» DESCRIPTION OF THE TASK:
Report every line below that holds the word "JSON".

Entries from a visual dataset
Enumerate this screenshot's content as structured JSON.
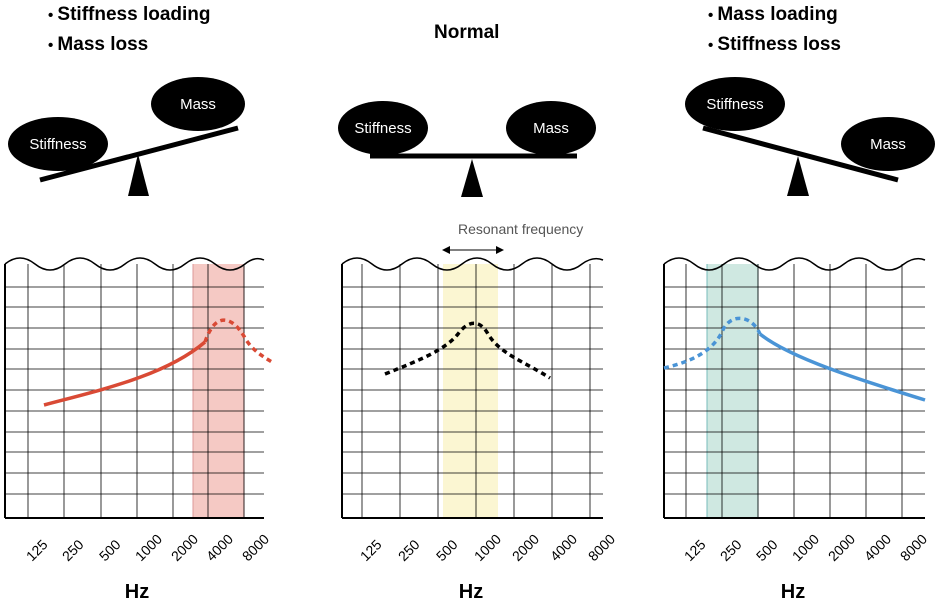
{
  "left": {
    "bullets": [
      "Stiffness loading",
      "Mass loss"
    ],
    "seesaw": {
      "low_label": "Stiffness",
      "high_label": "Mass"
    },
    "x_ticks": [
      "125",
      "250",
      "500",
      "1000",
      "2000",
      "4000",
      "8000"
    ],
    "x_label": "Hz",
    "curve_color": "#d94a35",
    "band_color": "#f5c9c4"
  },
  "center": {
    "title": "Normal",
    "seesaw": {
      "left_label": "Stiffness",
      "right_label": "Mass"
    },
    "annotation": "Resonant frequency",
    "x_ticks": [
      "125",
      "250",
      "500",
      "1000",
      "2000",
      "4000",
      "8000"
    ],
    "x_label": "Hz",
    "curve_color": "#000000",
    "band_color": "#fbf6d2"
  },
  "right": {
    "bullets": [
      "Mass loading",
      "Stiffness loss"
    ],
    "seesaw": {
      "high_label": "Stiffness",
      "low_label": "Mass"
    },
    "x_ticks": [
      "125",
      "250",
      "500",
      "1000",
      "2000",
      "4000",
      "8000"
    ],
    "x_label": "Hz",
    "curve_color": "#4a94d6",
    "band_color": "#cfe8e1"
  }
}
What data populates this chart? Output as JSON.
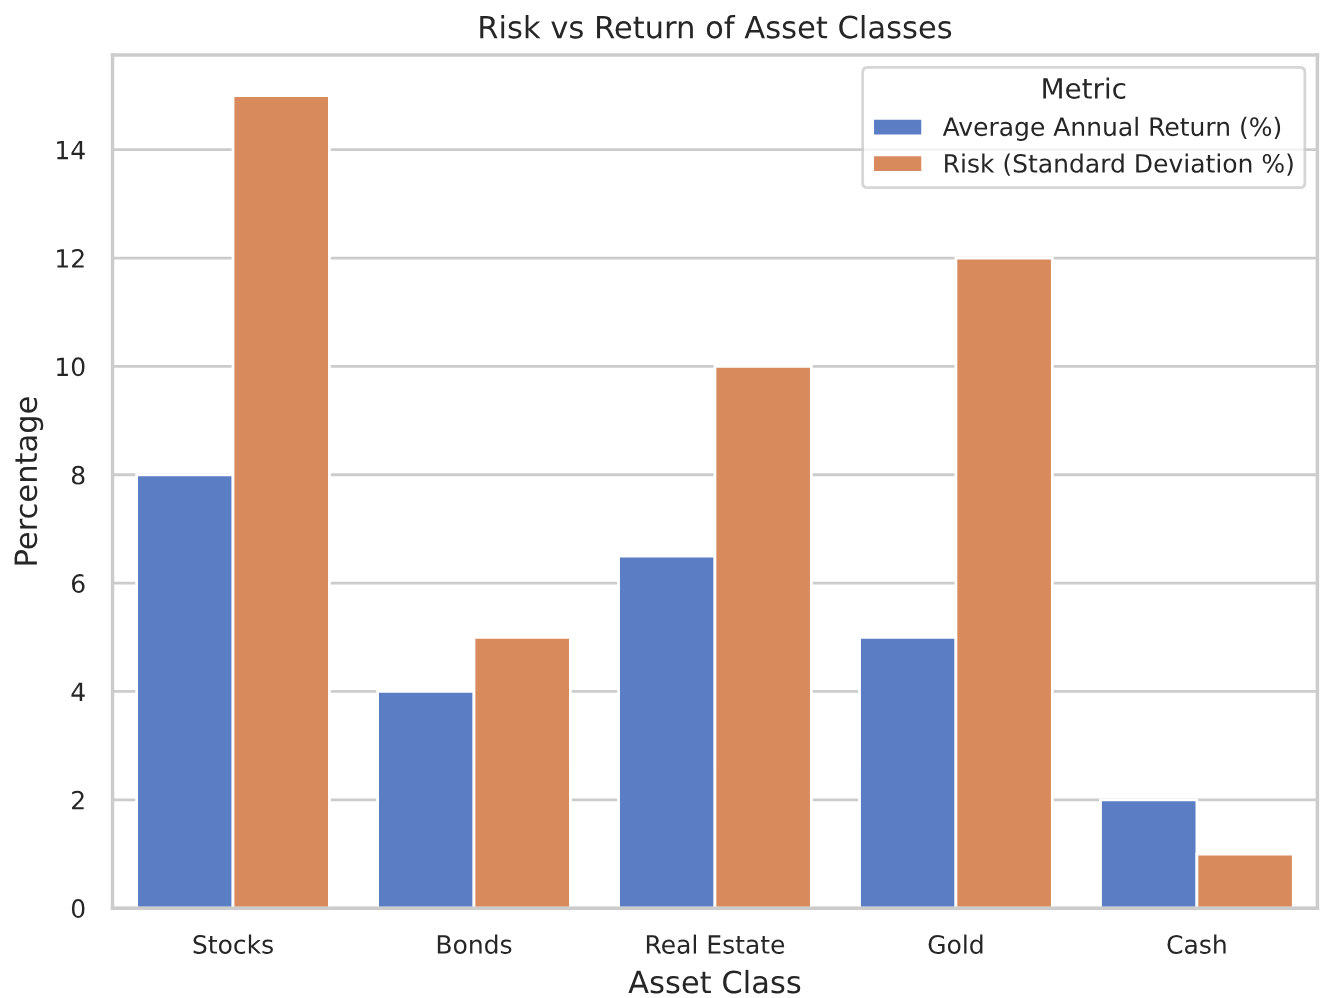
{
  "chart_data": {
    "type": "bar",
    "title": "Risk vs Return of Asset Classes",
    "xlabel": "Asset Class",
    "ylabel": "Percentage",
    "legend_title": "Metric",
    "categories": [
      "Stocks",
      "Bonds",
      "Real Estate",
      "Gold",
      "Cash"
    ],
    "series": [
      {
        "name": "Average Annual Return (%)",
        "color": "#5a7dc4",
        "values": [
          8,
          4,
          6.5,
          5,
          2
        ]
      },
      {
        "name": "Risk (Standard Deviation %)",
        "color": "#d98a5c",
        "values": [
          15,
          5,
          10,
          12,
          1
        ]
      }
    ],
    "ylim": [
      0,
      15.75
    ],
    "yticks": [
      0,
      2,
      4,
      6,
      8,
      10,
      12,
      14
    ],
    "grid": "y",
    "legend": "top right"
  }
}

» CORRECT RESPONSE:
Enumerate this screenshot's content as structured JSON.
What data populates this chart? Output as JSON.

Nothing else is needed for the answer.